- _Short task_
Show every line in the records below that contains the word "человѣкъ".
━━━━━━━━━━━━━━━━
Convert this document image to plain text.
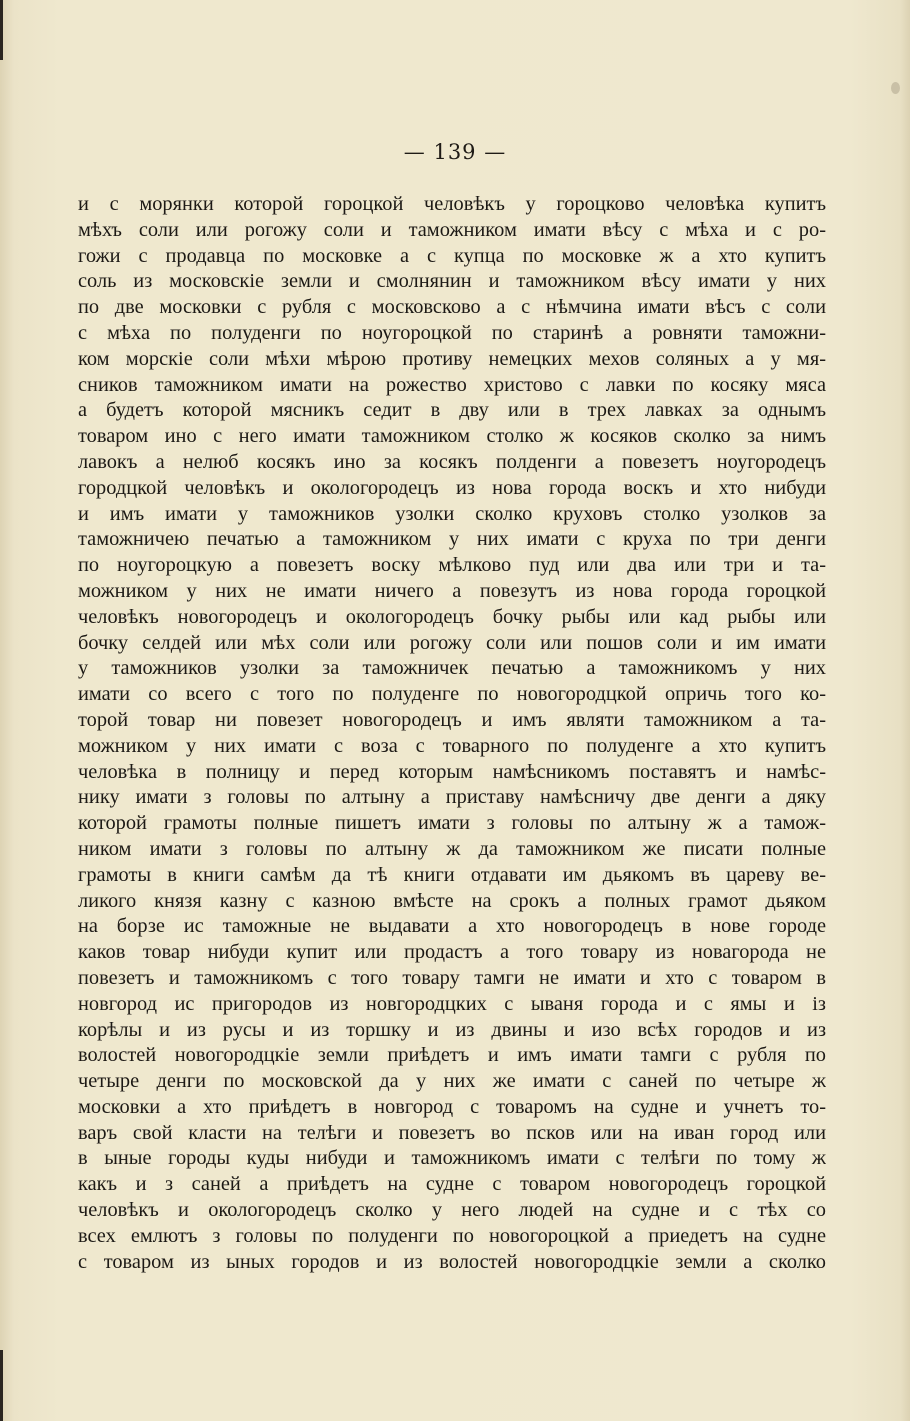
— 139 —
и с морянки которой гороцкой человѣкъ у гороцково человѣка купитъ
мѣхъ соли или рогожу соли и таможником имати вѣсу с мѣха и с ро-
гожи с продавца по московке а с купца по московке ж а хто купитъ
соль из московскіе земли и смолнянин и таможником вѣсу имати у них
по две московки с рубля с московсково а с нѣмчина имати вѣсъ с соли
с мѣха по полуденги по ноугороцкой по старинѣ а ровняти таможни-
ком морскіе соли мѣхи мѣрою противу немецких мехов соляных а у мя-
сников таможником имати на рожество христово с лавки по косяку мяса
а будетъ которой мясникъ седит в дву или в трех лавках за однымъ
товаром ино с него имати таможником столко ж косяков сколко за нимъ
лавокъ а нелюб косякъ ино за косякъ полденги а повезетъ ноугородецъ
городцкой человѣкъ и окологородецъ из нова города воскъ и хто нибуди
и имъ имати у таможников узолки сколко круховъ столко узолков за
таможничею печатью а таможником у них имати с круха по три денги
по ноугороцкую а повезетъ воску мѣлково пуд или два или три и та-
можником у них не имати ничего а повезутъ из нова города гороцкой
человѣкъ новогородецъ и окологородецъ бочку рыбы или кад рыбы или
бочку селдей или мѣх соли или рогожу соли или пошов соли и им имати
у таможников узолки за таможничек печатью а таможникомъ у них
имати со всего с того по полуденге по новогородцкой опричь того ко-
торой товар ни повезет новогородецъ и имъ являти таможником а та-
можником у них имати с воза с товарного по полуденге а хто купитъ
человѣка в полницу и перед которым намѣсникомъ поставятъ и намѣс-
нику имати з головы по алтыну а приставу намѣсничу две денги а дяку
которой грамоты полные пишетъ имати з головы по алтыну ж а тамож-
ником имати з головы по алтыну ж да таможником же писати полные
грамоты в книги самѣм да тѣ книги отдавати им дьякомъ въ цареву ве-
ликого князя казну с казною вмѣсте на срокъ а полных грамот дьяком
на борзе ис таможные не выдавати а хто новогородецъ в нове городе
каков товар нибуди купит или продастъ а того товару из новагорода не
повезетъ и таможникомъ с того товару тамги не имати и хто с товаром в
новгород ис пригородов из новгородцких с ываня города и с ямы и із
корѣлы и из русы и из торшку и из двины и изо всѣх городов и из
волостей новогородцкіе земли приѣдетъ и имъ имати тамги с рубля по
четыре денги по московской да у них же имати с саней по четыре ж
московки а хто приѣдетъ в новгород с товаромъ на судне и учнетъ то-
варъ свой класти на телѣги и повезетъ во псков или на иван город или
в ыные городы куды нибуди и таможникомъ имати с телѣги по тому ж
какъ и з саней а приѣдетъ на судне с товаром новогородецъ гороцкой
человѣкъ и окологородецъ сколко у него людей на судне и с тѣх со
всех емлютъ з головы по полуденги по новогороцкой а приедетъ на судне
с товаром из ыных городов и из волостей новогородцкіе земли а сколко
━━━━━━━━━━━━━━━━
- _Problem solution_
и с морянки которой гороцкой человѣкъ у гороцково человѣка купитъ
городцкой человѣкъ и окологородецъ из нова города воскъ и хто нибуди
человѣкъ новогородецъ и окологородецъ бочку рыбы или кад рыбы или
человѣкъ и окологородецъ сколко у него людей на судне и с тѣх со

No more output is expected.